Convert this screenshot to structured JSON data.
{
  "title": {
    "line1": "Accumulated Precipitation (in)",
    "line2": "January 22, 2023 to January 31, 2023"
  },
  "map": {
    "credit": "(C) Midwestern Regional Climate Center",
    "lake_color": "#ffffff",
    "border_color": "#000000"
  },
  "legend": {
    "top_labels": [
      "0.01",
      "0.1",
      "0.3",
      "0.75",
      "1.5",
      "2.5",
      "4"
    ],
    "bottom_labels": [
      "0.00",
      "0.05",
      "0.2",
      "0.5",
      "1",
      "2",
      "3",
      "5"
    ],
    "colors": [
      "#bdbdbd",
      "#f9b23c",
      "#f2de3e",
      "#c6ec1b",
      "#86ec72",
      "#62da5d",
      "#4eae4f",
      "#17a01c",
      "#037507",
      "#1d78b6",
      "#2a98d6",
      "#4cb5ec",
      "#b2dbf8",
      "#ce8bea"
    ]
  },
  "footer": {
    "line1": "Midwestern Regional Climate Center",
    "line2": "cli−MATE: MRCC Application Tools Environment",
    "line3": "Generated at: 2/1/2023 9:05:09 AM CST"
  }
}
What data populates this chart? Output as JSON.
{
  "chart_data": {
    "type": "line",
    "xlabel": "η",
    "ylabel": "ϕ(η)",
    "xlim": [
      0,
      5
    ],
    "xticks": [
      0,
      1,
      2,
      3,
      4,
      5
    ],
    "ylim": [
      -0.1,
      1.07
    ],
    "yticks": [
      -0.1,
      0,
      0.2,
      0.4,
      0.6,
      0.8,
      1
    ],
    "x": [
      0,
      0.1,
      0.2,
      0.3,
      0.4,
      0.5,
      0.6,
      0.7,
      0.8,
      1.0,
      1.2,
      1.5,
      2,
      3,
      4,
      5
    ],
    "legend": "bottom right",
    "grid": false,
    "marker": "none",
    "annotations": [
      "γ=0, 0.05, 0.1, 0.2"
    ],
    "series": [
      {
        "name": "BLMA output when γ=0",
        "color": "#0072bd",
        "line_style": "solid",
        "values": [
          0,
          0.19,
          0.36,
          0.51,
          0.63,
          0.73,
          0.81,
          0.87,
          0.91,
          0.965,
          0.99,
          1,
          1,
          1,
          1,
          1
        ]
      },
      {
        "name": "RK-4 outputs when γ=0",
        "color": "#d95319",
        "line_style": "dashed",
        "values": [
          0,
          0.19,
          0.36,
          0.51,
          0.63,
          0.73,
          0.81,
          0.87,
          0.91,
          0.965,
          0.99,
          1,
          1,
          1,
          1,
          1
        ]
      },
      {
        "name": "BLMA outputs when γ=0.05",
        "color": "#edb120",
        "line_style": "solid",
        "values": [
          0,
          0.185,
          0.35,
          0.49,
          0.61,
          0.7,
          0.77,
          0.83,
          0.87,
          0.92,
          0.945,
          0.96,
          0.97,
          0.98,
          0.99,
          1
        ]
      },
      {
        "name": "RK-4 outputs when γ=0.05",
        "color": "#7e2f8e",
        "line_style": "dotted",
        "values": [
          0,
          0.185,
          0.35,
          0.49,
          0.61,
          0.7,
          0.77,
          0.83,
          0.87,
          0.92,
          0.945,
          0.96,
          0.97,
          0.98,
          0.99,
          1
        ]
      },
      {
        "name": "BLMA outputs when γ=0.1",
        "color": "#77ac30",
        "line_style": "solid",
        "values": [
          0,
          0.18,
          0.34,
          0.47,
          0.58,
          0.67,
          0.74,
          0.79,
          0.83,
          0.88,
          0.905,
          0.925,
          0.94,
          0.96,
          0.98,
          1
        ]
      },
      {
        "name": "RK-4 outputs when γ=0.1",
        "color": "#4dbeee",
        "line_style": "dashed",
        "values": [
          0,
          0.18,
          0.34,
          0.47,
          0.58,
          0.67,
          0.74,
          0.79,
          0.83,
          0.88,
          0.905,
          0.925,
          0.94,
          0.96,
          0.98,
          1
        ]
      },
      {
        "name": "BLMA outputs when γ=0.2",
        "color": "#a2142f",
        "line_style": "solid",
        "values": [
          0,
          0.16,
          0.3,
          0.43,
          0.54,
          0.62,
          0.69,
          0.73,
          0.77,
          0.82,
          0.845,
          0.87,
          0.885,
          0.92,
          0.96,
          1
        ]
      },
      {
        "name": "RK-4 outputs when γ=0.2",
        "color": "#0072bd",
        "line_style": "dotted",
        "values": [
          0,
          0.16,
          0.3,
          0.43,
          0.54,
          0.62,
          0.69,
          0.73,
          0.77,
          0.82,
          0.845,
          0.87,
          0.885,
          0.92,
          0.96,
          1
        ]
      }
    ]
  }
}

Exercise aim: All entries shown above should be printed again exactly.

Solution to this task:
Convert this screenshot to structured JSON data.
{
  "title": {
    "line1": "Accumulated Precipitation (in)",
    "line2": "January 22, 2023 to January 31, 2023"
  },
  "map": {
    "credit": "(C) Midwestern Regional Climate Center",
    "lake_color": "#ffffff",
    "border_color": "#000000"
  },
  "legend": {
    "top_labels": [
      "0.01",
      "0.1",
      "0.3",
      "0.75",
      "1.5",
      "2.5",
      "4"
    ],
    "bottom_labels": [
      "0.00",
      "0.05",
      "0.2",
      "0.5",
      "1",
      "2",
      "3",
      "5"
    ],
    "colors": [
      "#bdbdbd",
      "#f9b23c",
      "#f2de3e",
      "#c6ec1b",
      "#86ec72",
      "#62da5d",
      "#4eae4f",
      "#17a01c",
      "#037507",
      "#1d78b6",
      "#2a98d6",
      "#4cb5ec",
      "#b2dbf8",
      "#ce8bea"
    ]
  },
  "footer": {
    "line1": "Midwestern Regional Climate Center",
    "line2": "cli−MATE: MRCC Application Tools Environment",
    "line3": "Generated at: 2/1/2023 9:05:09 AM CST"
  }
}
What data populates this chart? Output as JSON.
{
  "chart_data": {
    "type": "line",
    "xlabel": "η",
    "ylabel": "ϕ(η)",
    "xlim": [
      0,
      5
    ],
    "xticks": [
      0,
      1,
      2,
      3,
      4,
      5
    ],
    "ylim": [
      -0.1,
      1.07
    ],
    "yticks": [
      -0.1,
      0,
      0.2,
      0.4,
      0.6,
      0.8,
      1
    ],
    "x": [
      0,
      0.1,
      0.2,
      0.3,
      0.4,
      0.5,
      0.6,
      0.7,
      0.8,
      1.0,
      1.2,
      1.5,
      2,
      3,
      4,
      5
    ],
    "legend": "bottom right",
    "grid": false,
    "marker": "none",
    "annotations": [
      "γ=0, 0.05, 0.1, 0.2"
    ],
    "series": [
      {
        "name": "BLMA output when γ=0",
        "color": "#0072bd",
        "line_style": "solid",
        "values": [
          0,
          0.19,
          0.36,
          0.51,
          0.63,
          0.73,
          0.81,
          0.87,
          0.91,
          0.965,
          0.99,
          1,
          1,
          1,
          1,
          1
        ]
      },
      {
        "name": "RK-4 outputs when γ=0",
        "color": "#d95319",
        "line_style": "dashed",
        "values": [
          0,
          0.19,
          0.36,
          0.51,
          0.63,
          0.73,
          0.81,
          0.87,
          0.91,
          0.965,
          0.99,
          1,
          1,
          1,
          1,
          1
        ]
      },
      {
        "name": "BLMA outputs when γ=0.05",
        "color": "#edb120",
        "line_style": "solid",
        "values": [
          0,
          0.185,
          0.35,
          0.49,
          0.61,
          0.7,
          0.77,
          0.83,
          0.87,
          0.92,
          0.945,
          0.96,
          0.97,
          0.98,
          0.99,
          1
        ]
      },
      {
        "name": "RK-4 outputs when γ=0.05",
        "color": "#7e2f8e",
        "line_style": "dotted",
        "values": [
          0,
          0.185,
          0.35,
          0.49,
          0.61,
          0.7,
          0.77,
          0.83,
          0.87,
          0.92,
          0.945,
          0.96,
          0.97,
          0.98,
          0.99,
          1
        ]
      },
      {
        "name": "BLMA outputs when γ=0.1",
        "color": "#77ac30",
        "line_style": "solid",
        "values": [
          0,
          0.18,
          0.34,
          0.47,
          0.58,
          0.67,
          0.74,
          0.79,
          0.83,
          0.88,
          0.905,
          0.925,
          0.94,
          0.96,
          0.98,
          1
        ]
      },
      {
        "name": "RK-4 outputs when γ=0.1",
        "color": "#4dbeee",
        "line_style": "dashed",
        "values": [
          0,
          0.18,
          0.34,
          0.47,
          0.58,
          0.67,
          0.74,
          0.79,
          0.83,
          0.88,
          0.905,
          0.925,
          0.94,
          0.96,
          0.98,
          1
        ]
      },
      {
        "name": "BLMA outputs when γ=0.2",
        "color": "#a2142f",
        "line_style": "solid",
        "values": [
          0,
          0.16,
          0.3,
          0.43,
          0.54,
          0.62,
          0.69,
          0.73,
          0.77,
          0.82,
          0.845,
          0.87,
          0.885,
          0.92,
          0.96,
          1
        ]
      },
      {
        "name": "RK-4 outputs when γ=0.2",
        "color": "#0072bd",
        "line_style": "dotted",
        "values": [
          0,
          0.16,
          0.3,
          0.43,
          0.54,
          0.62,
          0.69,
          0.73,
          0.77,
          0.82,
          0.845,
          0.87,
          0.885,
          0.92,
          0.96,
          1
        ]
      }
    ]
  }
}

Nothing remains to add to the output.